Begin Text provided
Backcountry Hunters & Anglers' Arkansas Chapter notched a major public access win in July 2023 when it inked a deal to purchase just one acre of land that now provides additional permanent access to thousands of acres of public lands and waters in western Arkansas.

To make it happen, Arkansas BHA volunteers worked with the seller (a private landowner) and the Arkansas Game and Fish Commission. Via the purchase of that single acre, the public now has guaranteed access to 103 acres of the Cedar Creek Wildlife Management Area and, from there, access to 150,000-plus acres of Muddy Creek Wildlife Management Area, a cooperatively managed portion of the Ouachita National Forest.

The opportunity for the project arose during a series of meetings convened to improve public access to state-owned lands and was flagged for Arkansas BHA to pursue. Following the purchase of the critical acre, the Arkansas BHA donated the property to the Arkansas Game and Fish Commission, which will now oversee its management. BHA corporate partner onX Maps also provided support for the project.

Corner Crossing: A Win in Court

On May 26, the District Court of Wyoming found it legal to cross through private airspace when stepping from public land to public land over a shared public/private corner. While this decision is currently under appeal, this is a massive win for public access in Wyoming and for the 8.3 million acres of landlocked public land across the west. This ruling establishes the legality of “corner crossing," potentially opening up access to millions of acres in 11 Western states.  

BHA filed an amicus brief in this case as well, and that amicus brief was part of a victory this spring in the U.S. District Court of Wyoming. In its brief, BHA maintains that the plaintiff in this case “cannot secure for itself the value of public land interspersed with its property by threatening trespass, since the government and its licensees (the public) have an equal right to access their lands.” We've been fighting for the public's benefit and access to our public lands in this case since 2022, and we're still going to need your help to enshrine this right for good!
End Text provided
Begin Given information
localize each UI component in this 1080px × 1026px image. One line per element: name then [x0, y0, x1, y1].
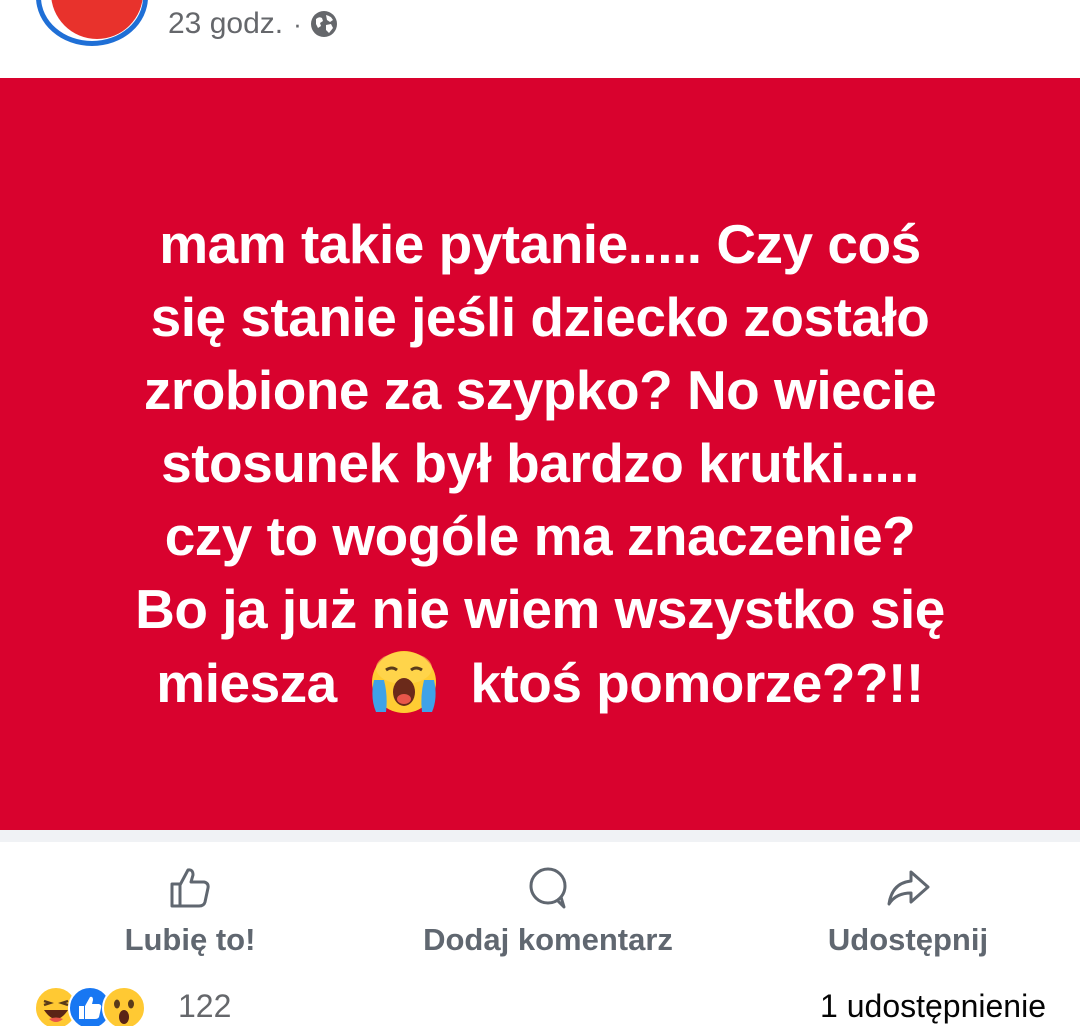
- post-text: mam takie pytanie..... Czy coś się stani…: [40, 208, 1040, 720]
- post-text-after-emoji: ktoś pomorze??!!: [470, 652, 924, 714]
- post-actions: Lubię to! Dodaj komentarz Udostępnij: [0, 842, 1080, 982]
- comment-button[interactable]: Dodaj komentarz: [388, 864, 708, 958]
- avatar-image: [51, 0, 143, 39]
- facebook-post: 23 godz. · mam takie pytanie..... Czy co…: [0, 0, 1080, 1026]
- post-header: 23 godz. ·: [0, 0, 1080, 78]
- comment-label: Dodaj komentarz: [423, 922, 673, 957]
- shares-count[interactable]: 1 udostępnienie: [820, 988, 1046, 1025]
- post-text-line: czy to wogóle ma znaczenie?: [164, 505, 916, 567]
- post-text-line: Bo ja już nie wiem wszystko się: [135, 578, 945, 640]
- post-timestamp[interactable]: 23 godz.: [168, 7, 283, 41]
- post-text-line: zrobione za szypko? No wiecie: [143, 359, 937, 421]
- post-text-line: mam takie pytanie..... Czy coś: [159, 213, 921, 275]
- post-meta: 23 godz. ·: [168, 4, 338, 44]
- post-footer: 122 1 udostępnienie: [0, 982, 1080, 1026]
- comment-bubble-icon: [529, 867, 567, 909]
- meta-separator: ·: [293, 8, 302, 39]
- thumbs-up-icon: [170, 868, 210, 908]
- post-text-line: się stanie jeśli dziecko zostało: [150, 286, 930, 348]
- post-text-line-last: miesza ktoś pomorze??!!: [40, 646, 1040, 720]
- reaction-count[interactable]: 122: [178, 988, 231, 1025]
- share-label: Udostępnij: [827, 922, 989, 957]
- like-button[interactable]: Lubię to!: [30, 864, 350, 958]
- divider: [0, 830, 1080, 842]
- share-arrow-icon: [887, 870, 930, 906]
- post-text-line: stosunek był bardzo krutki.....: [161, 432, 919, 494]
- globe-icon[interactable]: [310, 10, 338, 38]
- like-label: Lubię to!: [124, 922, 256, 957]
- share-button[interactable]: Udostępnij: [748, 864, 1068, 958]
- post-text-before-emoji: miesza: [156, 652, 337, 714]
- avatar[interactable]: [36, 0, 148, 46]
- reaction-summary[interactable]: [34, 986, 146, 1026]
- wow-icon: [102, 986, 146, 1026]
- crying-face-icon: [371, 651, 436, 713]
End Given information
== Problems and tasks ==
1. Using the text on public land access, mark each statement (a), (b), (c) yes or no, quoting the words of the text that settle it. (a) After buying the acre, the Arkansas chapter donated it to the Arkansas Game and Fish Commission. (b) The Wyoming corner crossing decision is final and no longer under appeal. (c) BHA has been fighting in the corner crossing case since 2020.
2. Write the next part of the text on public land access, picking up right after its last sentence.

== Expected responses ==
1.
(a) Yes: "the Arkansas BHA donated the property to the Arkansas Game and Fish Commission, which will now oversee its management."
(b) No: "While this decision is currently under appeal, this is a massive win for public access in Wyoming"
(c) No: "We've been fighting for the public's benefit and access to our public lands in this case since 2022"

2.
Hallelujah Junction: Stewardship for the Future

Backcountry Hunters & Anglers has been leading the Hallelujah Junction Wildlife Area Post-Fire Rehabilitation and Connectivity Project in collaboration with the California Department of Fish & Wildlife, the Washoe Tribe, the Sagebrush in Prisons Project, and Wildlands Network, thanks to funding from the National Fish & Wildlife Foundation and Sitka Gear. This large-scale rehabilitation project is restoring critical winter range habitat for mule deer, pronghorn antelope, and elk. We are also working closely with the Washoe Tribe to include culturally significant plants like bitterbrush in restoration efforts. In addition, our project leverages the work of Wildlands Network along Highway 395 to study wildlife movement through existing culverts and at-grade crossings to help inform Caltrans of priority areas for wildlife crossing infrastructure and investments. Our collective efforts augment a million-dollar project that Caltrans has planned for Highway 395 along our work area.

To that end, for five days in October, volunteers braved below-freezing temperatures while camping and planting to help restore the Hallelujah Junction Wildlife Area from the impacts of the Loyalton Fire that wiped out critical winter range on these borderlands between California and Nevada. In the evenings participants gathered in the Sierra Valley for live bands, beer, raffles, good company, and close gatherings around the campfire, and over the course of five days 10,000 bitterbrush seedlings were planted, a bear was harvested, and BHA's California and Nevada chapters were part of some incredible stewardship work on our public lands!

Boundary Waters: Keeping Wilderness Wild

Backcountry Hunters & Anglers was a key voice in pushing the decision to advance long-term protections for the Rainy River watershed and the pristine waters of the Boundary Waters Canoe Area Wilderness, a crown jewel of public lands and waters in northeast Minnesota and America’s most visited wilderness area.

In January of this year, an administrative mineral withdrawal secured jointly through the Bureau of Land Management and U.S. Forest Service established a 20-year moratorium on mineral extraction in the region. This important decision followed an environmental analysis of the Boundary Waters that demonstrated major risks from the effects of copper-nickel mining in this pristine watershed. The mineral withdrawal encompasses approximately 225,504 acres of Superior National Forest lands within the watershed of the Boundary Waters.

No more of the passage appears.